:: Your goal ::
Copy out the listing that follows, exactly, without its pictures.

:: Records ::
◆ ◆ ◆ ◆ ◆ ◆ ◆
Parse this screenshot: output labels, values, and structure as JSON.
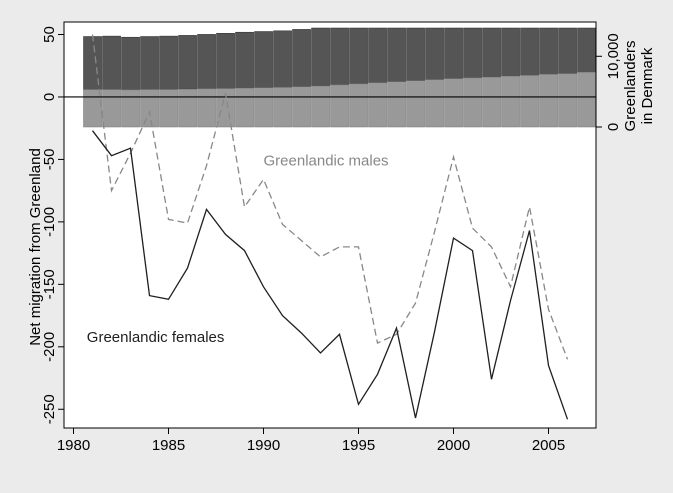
{
  "chart_data": {
    "type": "line",
    "title": "",
    "grid": false,
    "x": {
      "ticks": [
        1980,
        1985,
        1990,
        1995,
        2000,
        2005
      ],
      "range": [
        1979.5,
        2007.5
      ]
    },
    "main": {
      "ylabel": "Net migration from Greenland",
      "yticks": [
        50,
        0,
        -50,
        -100,
        -150,
        -200,
        -250
      ],
      "ylim": [
        -265,
        60
      ],
      "zero_line": true,
      "series": [
        {
          "name": "Greenlandic males",
          "style": "dashed",
          "color": "#888888",
          "label_at": [
            1990,
            -55
          ],
          "x": [
            1981,
            1982,
            1983,
            1984,
            1985,
            1986,
            1987,
            1988,
            1989,
            1990,
            1991,
            1992,
            1993,
            1994,
            1995,
            1996,
            1997,
            1998,
            1999,
            2000,
            2001,
            2002,
            2003,
            2004,
            2005,
            2006
          ],
          "values": [
            50,
            -75,
            -45,
            -12,
            -98,
            -101,
            -55,
            3,
            -88,
            -66,
            -102,
            -115,
            -128,
            -120,
            -120,
            -197,
            -190,
            -165,
            -108,
            -48,
            -105,
            -120,
            -152,
            -88,
            -170,
            -210
          ]
        },
        {
          "name": "Greenlandic females",
          "style": "solid",
          "color": "#1f1f1f",
          "label_at": [
            1980.7,
            -196
          ],
          "x": [
            1981,
            1982,
            1983,
            1984,
            1985,
            1986,
            1987,
            1988,
            1989,
            1990,
            1991,
            1992,
            1993,
            1994,
            1995,
            1996,
            1997,
            1998,
            1999,
            2000,
            2001,
            2002,
            2003,
            2004,
            2005,
            2006
          ],
          "values": [
            -27,
            -47,
            -41,
            -159,
            -162,
            -137,
            -90,
            -110,
            -123,
            -152,
            -175,
            -189,
            -205,
            -190,
            -246,
            -222,
            -185,
            -257,
            -188,
            -113,
            -123,
            -226,
            -163,
            -107,
            -215,
            -258
          ]
        }
      ]
    },
    "top": {
      "ylabel_lines": [
        "Greenlanders",
        "in Denmark"
      ],
      "yticks": [
        0,
        10000
      ],
      "ytick_labels": [
        "0",
        "10,000"
      ],
      "ylim": [
        0,
        14000
      ],
      "series": [
        {
          "name": "",
          "component": "lower",
          "color": "#999999",
          "x": [
            1981,
            1982,
            1983,
            1984,
            1985,
            1986,
            1987,
            1988,
            1989,
            1990,
            1991,
            1992,
            1993,
            1994,
            1995,
            1996,
            1997,
            1998,
            1999,
            2000,
            2001,
            2002,
            2003,
            2004,
            2005,
            2006,
            2007
          ],
          "values": [
            5300,
            5300,
            5250,
            5300,
            5300,
            5350,
            5400,
            5450,
            5500,
            5550,
            5600,
            5700,
            5800,
            5950,
            6100,
            6250,
            6400,
            6550,
            6700,
            6850,
            6950,
            7050,
            7200,
            7300,
            7450,
            7550,
            7750
          ]
        },
        {
          "name": "",
          "component": "total",
          "color": "#555555",
          "x": [
            1981,
            1982,
            1983,
            1984,
            1985,
            1986,
            1987,
            1988,
            1989,
            1990,
            1991,
            1992,
            1993,
            1994,
            1995,
            1996,
            1997,
            1998,
            1999,
            2000,
            2001,
            2002,
            2003,
            2004,
            2005,
            2006,
            2007
          ],
          "values": [
            12800,
            12850,
            12700,
            12800,
            12850,
            12950,
            13100,
            13250,
            13400,
            13500,
            13600,
            13800,
            14000,
            14250,
            14500,
            14750,
            14900,
            15100,
            15350,
            15550,
            15700,
            15850,
            16000,
            16150,
            16300,
            16450,
            16650
          ]
        }
      ]
    }
  }
}
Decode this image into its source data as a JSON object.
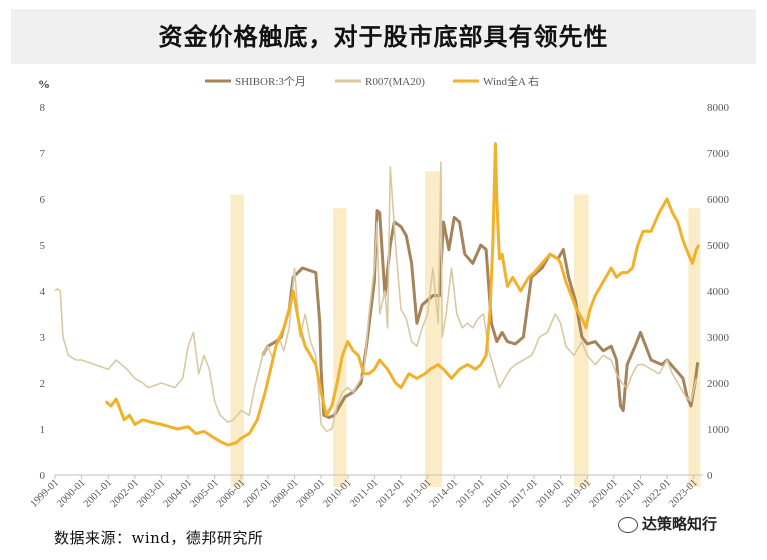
◆ ◆ ◆ ◆ ◆ ◆ ◆
:: Result for this exercise ::
Parse this screenshot: output labels, values, and structure as JSON.
{
  "chart_data": {
    "type": "line",
    "title": "",
    "grid": false,
    "x": {
      "ticks": [
        1980,
        1985,
        1990,
        1995,
        2000,
        2005
      ],
      "range": [
        1979.5,
        2007.5
      ]
    },
    "main": {
      "ylabel": "Net migration from Greenland",
      "yticks": [
        50,
        0,
        -50,
        -100,
        -150,
        -200,
        -250
      ],
      "ylim": [
        -265,
        60
      ],
      "zero_line": true,
      "series": [
        {
          "name": "Greenlandic males",
          "style": "dashed",
          "color": "#888888",
          "label_at": [
            1990,
            -55
          ],
          "x": [
            1981,
            1982,
            1983,
            1984,
            1985,
            1986,
            1987,
            1988,
            1989,
            1990,
            1991,
            1992,
            1993,
            1994,
            1995,
            1996,
            1997,
            1998,
            1999,
            2000,
            2001,
            2002,
            2003,
            2004,
            2005,
            2006
          ],
          "values": [
            50,
            -75,
            -45,
            -12,
            -98,
            -101,
            -55,
            3,
            -88,
            -66,
            -102,
            -115,
            -128,
            -120,
            -120,
            -197,
            -190,
            -165,
            -108,
            -48,
            -105,
            -120,
            -152,
            -88,
            -170,
            -210
          ]
        },
        {
          "name": "Greenlandic females",
          "style": "solid",
          "color": "#1f1f1f",
          "label_at": [
            1980.7,
            -196
          ],
          "x": [
            1981,
            1982,
            1983,
            1984,
            1985,
            1986,
            1987,
            1988,
            1989,
            1990,
            1991,
            1992,
            1993,
            1994,
            1995,
            1996,
            1997,
            1998,
            1999,
            2000,
            2001,
            2002,
            2003,
            2004,
            2005,
            2006
          ],
          "values": [
            -27,
            -47,
            -41,
            -159,
            -162,
            -137,
            -90,
            -110,
            -123,
            -152,
            -175,
            -189,
            -205,
            -190,
            -246,
            -222,
            -185,
            -257,
            -188,
            -113,
            -123,
            -226,
            -163,
            -107,
            -215,
            -258
          ]
        }
      ]
    },
    "top": {
      "ylabel_lines": [
        "Greenlanders",
        "in Denmark"
      ],
      "yticks": [
        0,
        10000
      ],
      "ytick_labels": [
        "0",
        "10,000"
      ],
      "ylim": [
        0,
        14000
      ],
      "series": [
        {
          "name": "",
          "component": "lower",
          "color": "#999999",
          "x": [
            1981,
            1982,
            1983,
            1984,
            1985,
            1986,
            1987,
            1988,
            1989,
            1990,
            1991,
            1992,
            1993,
            1994,
            1995,
            1996,
            1997,
            1998,
            1999,
            2000,
            2001,
            2002,
            2003,
            2004,
            2005,
            2006,
            2007
          ],
          "values": [
            5300,
            5300,
            5250,
            5300,
            5300,
            5350,
            5400,
            5450,
            5500,
            5550,
            5600,
            5700,
            5800,
            5950,
            6100,
            6250,
            6400,
            6550,
            6700,
            6850,
            6950,
            7050,
            7200,
            7300,
            7450,
            7550,
            7750
          ]
        },
        {
          "name": "",
          "component": "total",
          "color": "#555555",
          "x": [
            1981,
            1982,
            1983,
            1984,
            1985,
            1986,
            1987,
            1988,
            1989,
            1990,
            1991,
            1992,
            1993,
            1994,
            1995,
            1996,
            1997,
            1998,
            1999,
            2000,
            2001,
            2002,
            2003,
            2004,
            2005,
            2006,
            2007
          ],
          "values": [
            12800,
            12850,
            12700,
            12800,
            12850,
            12950,
            13100,
            13250,
            13400,
            13500,
            13600,
            13800,
            14000,
            14250,
            14500,
            14750,
            14900,
            15100,
            15350,
            15550,
            15700,
            15850,
            16000,
            16150,
            16300,
            16450,
            16650
          ]
        }
      ]
    }
  }
}
Decode this image into its source data as a JSON object.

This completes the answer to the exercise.